> [BRIEF]: Print, exactly and completely, every entry in the data.

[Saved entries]
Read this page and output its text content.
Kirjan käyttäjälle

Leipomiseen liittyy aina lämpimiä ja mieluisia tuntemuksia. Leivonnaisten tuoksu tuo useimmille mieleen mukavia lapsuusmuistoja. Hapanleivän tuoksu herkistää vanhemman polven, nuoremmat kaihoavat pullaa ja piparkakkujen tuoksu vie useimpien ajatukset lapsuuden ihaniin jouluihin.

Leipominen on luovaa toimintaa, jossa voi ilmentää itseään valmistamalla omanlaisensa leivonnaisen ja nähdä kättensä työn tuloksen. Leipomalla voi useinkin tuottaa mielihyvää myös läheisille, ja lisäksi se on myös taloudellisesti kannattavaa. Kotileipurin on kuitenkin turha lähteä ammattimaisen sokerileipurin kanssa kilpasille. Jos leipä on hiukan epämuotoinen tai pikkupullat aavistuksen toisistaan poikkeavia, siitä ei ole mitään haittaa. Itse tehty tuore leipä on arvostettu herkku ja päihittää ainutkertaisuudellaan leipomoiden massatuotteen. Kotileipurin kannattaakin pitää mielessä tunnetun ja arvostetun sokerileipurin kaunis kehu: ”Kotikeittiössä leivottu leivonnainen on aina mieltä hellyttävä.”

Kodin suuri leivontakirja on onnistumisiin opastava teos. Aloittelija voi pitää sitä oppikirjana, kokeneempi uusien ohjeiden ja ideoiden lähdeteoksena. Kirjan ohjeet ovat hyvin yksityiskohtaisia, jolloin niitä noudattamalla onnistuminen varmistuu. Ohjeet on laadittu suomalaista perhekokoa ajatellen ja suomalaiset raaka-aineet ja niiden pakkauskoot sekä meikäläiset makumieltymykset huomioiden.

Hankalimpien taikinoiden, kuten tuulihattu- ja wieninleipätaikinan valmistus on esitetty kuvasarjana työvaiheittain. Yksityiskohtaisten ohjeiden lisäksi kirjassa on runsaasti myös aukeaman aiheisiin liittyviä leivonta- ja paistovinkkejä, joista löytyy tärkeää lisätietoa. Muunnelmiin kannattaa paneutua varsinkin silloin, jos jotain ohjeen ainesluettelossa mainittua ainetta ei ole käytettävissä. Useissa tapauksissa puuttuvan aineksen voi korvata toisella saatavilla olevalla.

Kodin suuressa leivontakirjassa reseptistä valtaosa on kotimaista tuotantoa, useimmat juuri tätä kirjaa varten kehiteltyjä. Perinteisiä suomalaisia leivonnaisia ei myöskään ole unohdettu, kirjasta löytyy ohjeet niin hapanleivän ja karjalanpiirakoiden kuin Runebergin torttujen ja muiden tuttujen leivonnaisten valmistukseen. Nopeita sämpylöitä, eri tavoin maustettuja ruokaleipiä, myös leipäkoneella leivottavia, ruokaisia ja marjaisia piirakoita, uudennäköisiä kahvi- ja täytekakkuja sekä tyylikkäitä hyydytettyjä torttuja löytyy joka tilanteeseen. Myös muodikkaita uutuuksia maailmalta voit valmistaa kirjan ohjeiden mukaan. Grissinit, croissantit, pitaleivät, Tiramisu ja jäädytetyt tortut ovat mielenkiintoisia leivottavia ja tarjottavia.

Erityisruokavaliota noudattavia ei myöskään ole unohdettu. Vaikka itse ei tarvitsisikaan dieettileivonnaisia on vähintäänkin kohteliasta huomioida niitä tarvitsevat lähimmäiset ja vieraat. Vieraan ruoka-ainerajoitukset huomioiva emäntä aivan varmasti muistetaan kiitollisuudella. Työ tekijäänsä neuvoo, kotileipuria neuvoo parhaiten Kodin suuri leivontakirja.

> [RIGHT ANSWER]:
Read this page and output its text content.
Kirjan käyttäjälle

Leipomiseen liittyy aina lämpimiä ja mieluisia tuntemuksia. Leivonnaisten tuoksu tuo useimmille mieleen mukavia lapsuusmuistoja. Hapanleivän tuoksu herkistää vanhemman polven, nuoremmat kaihoavat pullaa ja piparkakkujen tuoksu vie useimpien ajatukset lapsuuden ihaniin jouluihin.

Leipominen on luovaa toimintaa, jossa voi ilmentää itseään valmistamalla omanlaisensa leivonnaisen ja nähdä kättensä työn tuloksen. Leipomalla voi useinkin tuottaa mielihyvää myös läheisille, ja lisäksi se on myös taloudellisesti kannattavaa. Kotileipurin on kuitenkin turha lähteä ammattimaisen sokerileipurin kanssa kilpasille. Jos leipä on hiukan epämuotoinen tai pikkupullat aavistuksen toisistaan poikkeavia, siitä ei ole mitään haittaa. Itse tehty tuore leipä on arvostettu herkku ja päihittää ainutkertaisuudellaan leipomoiden massatuotteen. Kotileipurin kannattaakin pitää mielessä tunnetun ja arvostetun sokerileipurin kaunis kehu: ”Kotikeittiössä leivottu leivonnainen on aina mieltä hellyttävä.”

Kodin suuri leivontakirja on onnistumisiin opastava teos. Aloittelija voi pitää sitä oppikirjana, kokeneempi uusien ohjeiden ja ideoiden lähdeteoksena. Kirjan ohjeet ovat hyvin yksityiskohtaisia, jolloin niitä noudattamalla onnistuminen varmistuu. Ohjeet on laadittu suomalaista perhekokoa ajatellen ja suomalaiset raaka-aineet ja niiden pakkauskoot sekä meikäläiset makumieltymykset huomioiden.

Hankalimpien taikinoiden, kuten tuulihattu- ja wieninleipätaikinan valmistus on esitetty kuvasarjana työvaiheittain. Yksityiskohtaisten ohjeiden lisäksi kirjassa on runsaasti myös aukeaman aiheisiin liittyviä leivonta- ja paistovinkkejä, joista löytyy tärkeää lisätietoa. Muunnelmiin kannattaa paneutua varsinkin silloin, jos jotain ohjeen ainesluettelossa mainittua ainetta ei ole käytettävissä. Useissa tapauksissa puuttuvan aineksen voi korvata toisella saatavilla olevalla.

Kodin suuressa leivontakirjassa reseptistä valtaosa on kotimaista tuotantoa, useimmat juuri tätä kirjaa varten kehiteltyjä. Perinteisiä suomalaisia leivonnaisia ei myöskään ole unohdettu, kirjasta löytyy ohjeet niin hapanleivän ja karjalanpiirakoiden kuin Runebergin torttujen ja muiden tuttujen leivonnaisten valmistukseen. Nopeita sämpylöitä, eri tavoin maustettuja ruokaleipiä, myös leipäkoneella leivottavia, ruokaisia ja marjaisia piirakoita, uudennäköisiä kahvi- ja täytekakkuja sekä tyylikkäitä hyydytettyjä torttuja löytyy joka tilanteeseen. Myös muodikkaita uutuuksia maailmalta voit valmistaa kirjan ohjeiden mukaan. Grissinit, croissantit, pitaleivät, Tiramisu ja jäädytetyt tortut ovat mielenkiintoisia leivottavia ja tarjottavia.

Erityisruokavaliota noudattavia ei myöskään ole unohdettu. Vaikka itse ei tarvitsisikaan dieettileivonnaisia on vähintäänkin kohteliasta huomioida niitä tarvitsevat lähimmäiset ja vieraat. Vieraan ruoka-ainerajoitukset huomioiva emäntä aivan varmasti muistetaan kiitollisuudella. Työ tekijäänsä neuvoo, kotileipuria neuvoo parhaiten Kodin suuri leivontakirja.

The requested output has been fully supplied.